Your instructions
Write the material out again exactly as it stands.
>> begin Stored rows
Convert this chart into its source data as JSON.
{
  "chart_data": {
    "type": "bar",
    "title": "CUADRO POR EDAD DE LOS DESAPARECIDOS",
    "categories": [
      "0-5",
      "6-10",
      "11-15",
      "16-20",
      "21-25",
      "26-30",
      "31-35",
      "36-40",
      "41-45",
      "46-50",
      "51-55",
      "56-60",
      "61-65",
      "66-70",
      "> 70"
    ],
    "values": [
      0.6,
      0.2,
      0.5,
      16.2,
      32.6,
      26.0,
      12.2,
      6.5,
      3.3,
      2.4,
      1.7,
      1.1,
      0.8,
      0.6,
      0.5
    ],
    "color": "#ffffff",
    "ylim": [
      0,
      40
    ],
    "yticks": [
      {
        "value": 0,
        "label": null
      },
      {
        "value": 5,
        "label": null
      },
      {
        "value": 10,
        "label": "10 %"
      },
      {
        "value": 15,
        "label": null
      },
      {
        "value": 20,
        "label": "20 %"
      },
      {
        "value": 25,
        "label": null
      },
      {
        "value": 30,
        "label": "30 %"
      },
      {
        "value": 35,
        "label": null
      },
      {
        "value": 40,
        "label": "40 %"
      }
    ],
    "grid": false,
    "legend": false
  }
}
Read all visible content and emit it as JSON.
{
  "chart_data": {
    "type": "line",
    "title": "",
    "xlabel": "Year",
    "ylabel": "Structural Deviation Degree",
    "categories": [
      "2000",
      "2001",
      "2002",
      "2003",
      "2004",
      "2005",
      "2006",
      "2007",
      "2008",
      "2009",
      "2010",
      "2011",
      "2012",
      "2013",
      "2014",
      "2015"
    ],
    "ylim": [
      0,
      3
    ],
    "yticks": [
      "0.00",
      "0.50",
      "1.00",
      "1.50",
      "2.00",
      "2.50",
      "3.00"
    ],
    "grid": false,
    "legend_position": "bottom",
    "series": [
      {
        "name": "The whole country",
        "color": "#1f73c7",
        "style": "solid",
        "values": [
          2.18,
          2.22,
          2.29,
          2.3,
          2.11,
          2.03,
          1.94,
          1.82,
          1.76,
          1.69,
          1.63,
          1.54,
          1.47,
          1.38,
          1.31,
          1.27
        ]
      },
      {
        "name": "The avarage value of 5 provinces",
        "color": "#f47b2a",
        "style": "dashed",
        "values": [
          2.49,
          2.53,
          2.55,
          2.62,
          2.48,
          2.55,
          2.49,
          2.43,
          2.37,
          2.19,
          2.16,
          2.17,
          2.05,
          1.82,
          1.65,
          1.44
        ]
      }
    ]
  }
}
>> end Stored rows
Exercise response
Convert this chart into its source data as JSON.
{
  "chart_data": {
    "type": "bar",
    "title": "CUADRO POR EDAD DE LOS DESAPARECIDOS",
    "categories": [
      "0-5",
      "6-10",
      "11-15",
      "16-20",
      "21-25",
      "26-30",
      "31-35",
      "36-40",
      "41-45",
      "46-50",
      "51-55",
      "56-60",
      "61-65",
      "66-70",
      "> 70"
    ],
    "values": [
      0.6,
      0.2,
      0.5,
      16.2,
      32.6,
      26.0,
      12.2,
      6.5,
      3.3,
      2.4,
      1.7,
      1.1,
      0.8,
      0.6,
      0.5
    ],
    "color": "#ffffff",
    "ylim": [
      0,
      40
    ],
    "yticks": [
      {
        "value": 0,
        "label": null
      },
      {
        "value": 5,
        "label": null
      },
      {
        "value": 10,
        "label": "10 %"
      },
      {
        "value": 15,
        "label": null
      },
      {
        "value": 20,
        "label": "20 %"
      },
      {
        "value": 25,
        "label": null
      },
      {
        "value": 30,
        "label": "30 %"
      },
      {
        "value": 35,
        "label": null
      },
      {
        "value": 40,
        "label": "40 %"
      }
    ],
    "grid": false,
    "legend": false
  }
}
Read all visible content and emit it as JSON.
{
  "chart_data": {
    "type": "line",
    "title": "",
    "xlabel": "Year",
    "ylabel": "Structural Deviation Degree",
    "categories": [
      "2000",
      "2001",
      "2002",
      "2003",
      "2004",
      "2005",
      "2006",
      "2007",
      "2008",
      "2009",
      "2010",
      "2011",
      "2012",
      "2013",
      "2014",
      "2015"
    ],
    "ylim": [
      0,
      3
    ],
    "yticks": [
      "0.00",
      "0.50",
      "1.00",
      "1.50",
      "2.00",
      "2.50",
      "3.00"
    ],
    "grid": false,
    "legend_position": "bottom",
    "series": [
      {
        "name": "The whole country",
        "color": "#1f73c7",
        "style": "solid",
        "values": [
          2.18,
          2.22,
          2.29,
          2.3,
          2.11,
          2.03,
          1.94,
          1.82,
          1.76,
          1.69,
          1.63,
          1.54,
          1.47,
          1.38,
          1.31,
          1.27
        ]
      },
      {
        "name": "The avarage value of 5 provinces",
        "color": "#f47b2a",
        "style": "dashed",
        "values": [
          2.49,
          2.53,
          2.55,
          2.62,
          2.48,
          2.55,
          2.49,
          2.43,
          2.37,
          2.19,
          2.16,
          2.17,
          2.05,
          1.82,
          1.65,
          1.44
        ]
      }
    ]
  }
}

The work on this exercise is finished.